## Stated task
Below are records. Copy every line with "this" in it.

((

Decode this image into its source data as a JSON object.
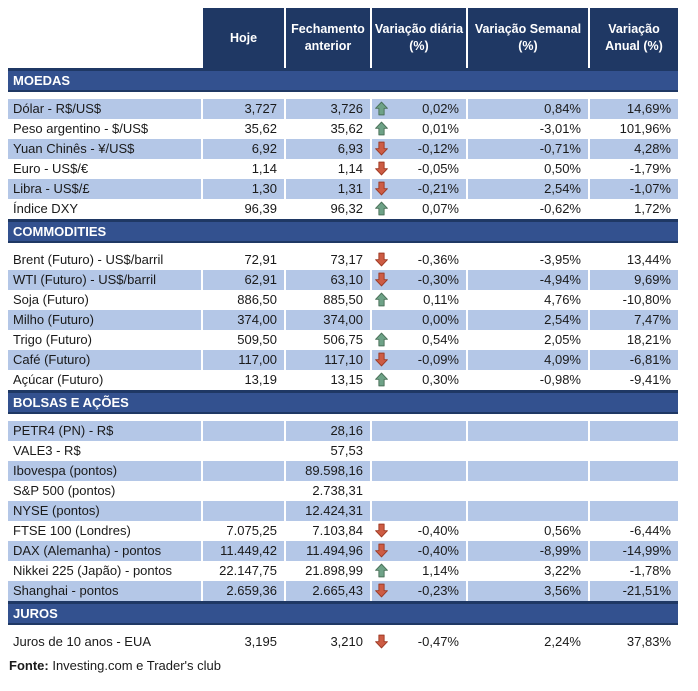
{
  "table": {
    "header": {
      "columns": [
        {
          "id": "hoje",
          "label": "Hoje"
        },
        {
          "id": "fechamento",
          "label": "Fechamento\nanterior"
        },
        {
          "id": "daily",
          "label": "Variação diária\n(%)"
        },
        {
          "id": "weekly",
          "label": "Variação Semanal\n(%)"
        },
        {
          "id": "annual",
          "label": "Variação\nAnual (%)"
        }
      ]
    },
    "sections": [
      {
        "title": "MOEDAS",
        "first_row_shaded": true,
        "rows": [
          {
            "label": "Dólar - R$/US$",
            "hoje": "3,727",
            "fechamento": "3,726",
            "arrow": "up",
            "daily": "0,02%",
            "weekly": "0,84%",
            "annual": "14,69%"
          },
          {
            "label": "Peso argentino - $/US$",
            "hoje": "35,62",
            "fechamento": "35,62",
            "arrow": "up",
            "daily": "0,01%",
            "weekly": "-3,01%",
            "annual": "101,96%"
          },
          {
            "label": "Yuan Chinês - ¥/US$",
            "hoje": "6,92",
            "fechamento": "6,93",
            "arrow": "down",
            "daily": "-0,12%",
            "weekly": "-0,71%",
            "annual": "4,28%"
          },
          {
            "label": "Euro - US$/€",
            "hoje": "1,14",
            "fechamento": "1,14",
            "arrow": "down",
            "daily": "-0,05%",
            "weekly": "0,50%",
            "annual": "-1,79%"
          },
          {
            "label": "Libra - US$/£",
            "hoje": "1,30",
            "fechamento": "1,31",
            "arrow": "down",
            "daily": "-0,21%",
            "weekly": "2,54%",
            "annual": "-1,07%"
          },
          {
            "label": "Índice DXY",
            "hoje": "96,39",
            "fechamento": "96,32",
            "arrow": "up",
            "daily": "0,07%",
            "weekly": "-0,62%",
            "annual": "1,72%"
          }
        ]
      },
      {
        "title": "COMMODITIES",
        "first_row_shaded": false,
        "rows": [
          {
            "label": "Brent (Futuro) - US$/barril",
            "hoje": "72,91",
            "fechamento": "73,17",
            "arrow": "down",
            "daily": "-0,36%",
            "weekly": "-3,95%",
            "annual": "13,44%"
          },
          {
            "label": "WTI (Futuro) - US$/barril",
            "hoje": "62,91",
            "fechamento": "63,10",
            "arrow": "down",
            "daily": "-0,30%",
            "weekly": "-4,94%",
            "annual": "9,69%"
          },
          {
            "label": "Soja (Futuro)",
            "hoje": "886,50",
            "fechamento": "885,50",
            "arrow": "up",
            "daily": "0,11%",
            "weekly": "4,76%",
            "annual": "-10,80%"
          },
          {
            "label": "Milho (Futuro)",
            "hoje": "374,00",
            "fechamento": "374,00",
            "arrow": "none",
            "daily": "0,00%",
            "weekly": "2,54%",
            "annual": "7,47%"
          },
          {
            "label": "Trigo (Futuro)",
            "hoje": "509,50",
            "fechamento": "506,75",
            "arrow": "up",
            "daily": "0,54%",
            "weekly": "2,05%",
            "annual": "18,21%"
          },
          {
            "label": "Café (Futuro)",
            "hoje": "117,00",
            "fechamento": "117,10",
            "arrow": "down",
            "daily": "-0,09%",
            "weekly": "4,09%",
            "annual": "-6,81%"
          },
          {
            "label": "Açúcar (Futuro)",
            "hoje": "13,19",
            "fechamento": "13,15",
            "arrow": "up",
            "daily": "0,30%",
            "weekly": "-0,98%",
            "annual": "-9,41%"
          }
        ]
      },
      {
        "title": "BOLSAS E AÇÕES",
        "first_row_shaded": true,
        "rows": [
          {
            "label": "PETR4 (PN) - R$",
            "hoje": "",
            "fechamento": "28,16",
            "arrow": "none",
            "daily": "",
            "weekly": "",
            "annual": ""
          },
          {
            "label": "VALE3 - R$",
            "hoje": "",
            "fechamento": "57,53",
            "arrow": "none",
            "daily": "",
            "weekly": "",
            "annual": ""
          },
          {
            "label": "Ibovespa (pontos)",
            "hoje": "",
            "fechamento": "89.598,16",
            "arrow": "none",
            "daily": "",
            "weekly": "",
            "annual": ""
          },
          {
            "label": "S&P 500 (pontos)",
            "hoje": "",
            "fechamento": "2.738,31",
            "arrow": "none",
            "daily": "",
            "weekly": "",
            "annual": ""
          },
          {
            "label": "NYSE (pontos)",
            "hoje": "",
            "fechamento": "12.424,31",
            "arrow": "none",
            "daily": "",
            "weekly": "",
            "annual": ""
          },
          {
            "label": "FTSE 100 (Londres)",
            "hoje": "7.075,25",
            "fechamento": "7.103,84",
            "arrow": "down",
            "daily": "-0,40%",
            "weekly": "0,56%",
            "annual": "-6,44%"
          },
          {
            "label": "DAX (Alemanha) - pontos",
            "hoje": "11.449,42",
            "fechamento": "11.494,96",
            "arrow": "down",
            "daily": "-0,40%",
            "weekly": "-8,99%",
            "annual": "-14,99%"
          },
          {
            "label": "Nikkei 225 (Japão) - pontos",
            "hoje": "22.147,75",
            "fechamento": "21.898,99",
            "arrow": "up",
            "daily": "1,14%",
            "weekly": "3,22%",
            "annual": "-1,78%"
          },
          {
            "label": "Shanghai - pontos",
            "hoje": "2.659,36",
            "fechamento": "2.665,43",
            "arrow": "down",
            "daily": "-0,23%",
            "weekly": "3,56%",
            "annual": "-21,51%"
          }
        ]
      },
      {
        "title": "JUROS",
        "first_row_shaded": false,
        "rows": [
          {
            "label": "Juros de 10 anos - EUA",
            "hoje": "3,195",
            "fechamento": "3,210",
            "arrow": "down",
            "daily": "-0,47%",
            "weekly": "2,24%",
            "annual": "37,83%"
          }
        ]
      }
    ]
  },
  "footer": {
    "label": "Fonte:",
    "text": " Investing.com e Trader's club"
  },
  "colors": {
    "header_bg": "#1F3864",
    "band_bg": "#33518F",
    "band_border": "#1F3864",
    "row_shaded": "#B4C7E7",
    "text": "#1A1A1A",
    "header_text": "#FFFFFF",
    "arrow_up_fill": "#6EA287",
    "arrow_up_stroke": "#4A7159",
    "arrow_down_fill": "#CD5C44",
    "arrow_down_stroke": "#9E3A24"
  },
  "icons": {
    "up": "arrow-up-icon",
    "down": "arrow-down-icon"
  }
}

))
((

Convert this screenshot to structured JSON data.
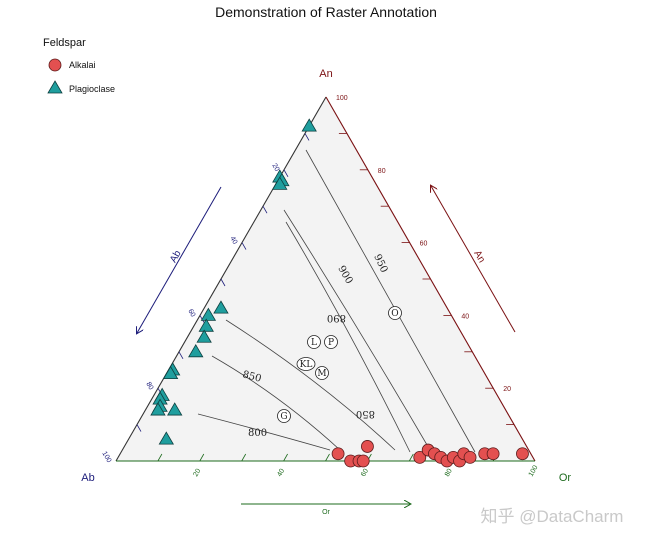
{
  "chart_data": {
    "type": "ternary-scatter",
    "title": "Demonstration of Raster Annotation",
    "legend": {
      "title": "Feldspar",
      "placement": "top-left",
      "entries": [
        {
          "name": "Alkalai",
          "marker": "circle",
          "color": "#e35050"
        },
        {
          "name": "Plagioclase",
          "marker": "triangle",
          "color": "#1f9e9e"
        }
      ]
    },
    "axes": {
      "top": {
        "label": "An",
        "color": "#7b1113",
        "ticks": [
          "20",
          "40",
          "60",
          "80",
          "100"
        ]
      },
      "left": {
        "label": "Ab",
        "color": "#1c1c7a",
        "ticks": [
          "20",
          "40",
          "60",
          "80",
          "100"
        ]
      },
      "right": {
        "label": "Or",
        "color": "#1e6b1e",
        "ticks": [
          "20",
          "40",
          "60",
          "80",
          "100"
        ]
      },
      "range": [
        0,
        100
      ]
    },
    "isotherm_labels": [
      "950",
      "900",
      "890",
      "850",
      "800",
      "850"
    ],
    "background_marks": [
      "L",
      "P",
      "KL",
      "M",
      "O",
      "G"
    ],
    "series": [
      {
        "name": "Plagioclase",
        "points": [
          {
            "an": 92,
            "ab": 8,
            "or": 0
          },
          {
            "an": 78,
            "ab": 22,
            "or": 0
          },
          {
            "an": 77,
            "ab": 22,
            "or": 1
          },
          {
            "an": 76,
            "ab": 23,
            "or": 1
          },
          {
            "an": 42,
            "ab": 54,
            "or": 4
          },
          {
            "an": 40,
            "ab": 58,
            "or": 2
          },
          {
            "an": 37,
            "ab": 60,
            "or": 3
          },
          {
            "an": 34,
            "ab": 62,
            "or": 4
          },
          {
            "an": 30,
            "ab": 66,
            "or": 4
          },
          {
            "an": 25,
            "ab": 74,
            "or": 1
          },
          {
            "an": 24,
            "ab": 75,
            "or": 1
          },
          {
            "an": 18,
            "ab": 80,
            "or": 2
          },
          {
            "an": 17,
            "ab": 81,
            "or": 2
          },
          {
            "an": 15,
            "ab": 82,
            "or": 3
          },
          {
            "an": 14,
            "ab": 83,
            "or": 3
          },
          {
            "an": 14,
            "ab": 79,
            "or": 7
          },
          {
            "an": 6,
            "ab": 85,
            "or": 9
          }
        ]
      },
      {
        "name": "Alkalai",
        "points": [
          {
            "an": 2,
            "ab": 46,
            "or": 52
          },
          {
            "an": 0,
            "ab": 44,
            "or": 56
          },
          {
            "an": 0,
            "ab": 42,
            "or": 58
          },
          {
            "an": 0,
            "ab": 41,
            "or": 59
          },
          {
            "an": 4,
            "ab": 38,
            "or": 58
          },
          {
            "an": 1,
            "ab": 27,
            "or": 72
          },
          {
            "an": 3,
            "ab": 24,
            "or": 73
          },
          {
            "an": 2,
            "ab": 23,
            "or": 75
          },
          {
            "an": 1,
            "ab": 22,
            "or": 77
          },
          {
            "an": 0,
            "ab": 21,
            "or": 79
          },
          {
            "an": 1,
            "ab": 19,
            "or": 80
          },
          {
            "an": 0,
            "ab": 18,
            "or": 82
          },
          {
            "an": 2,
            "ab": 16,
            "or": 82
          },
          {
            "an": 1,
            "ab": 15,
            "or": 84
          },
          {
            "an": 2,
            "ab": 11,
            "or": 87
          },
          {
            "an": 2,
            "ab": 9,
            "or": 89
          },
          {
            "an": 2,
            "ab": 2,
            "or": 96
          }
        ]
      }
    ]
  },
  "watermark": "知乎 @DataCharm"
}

))

## Written reply
Decode this image into its source data as a JSON object.
Convert this screenshot to structured JSON data.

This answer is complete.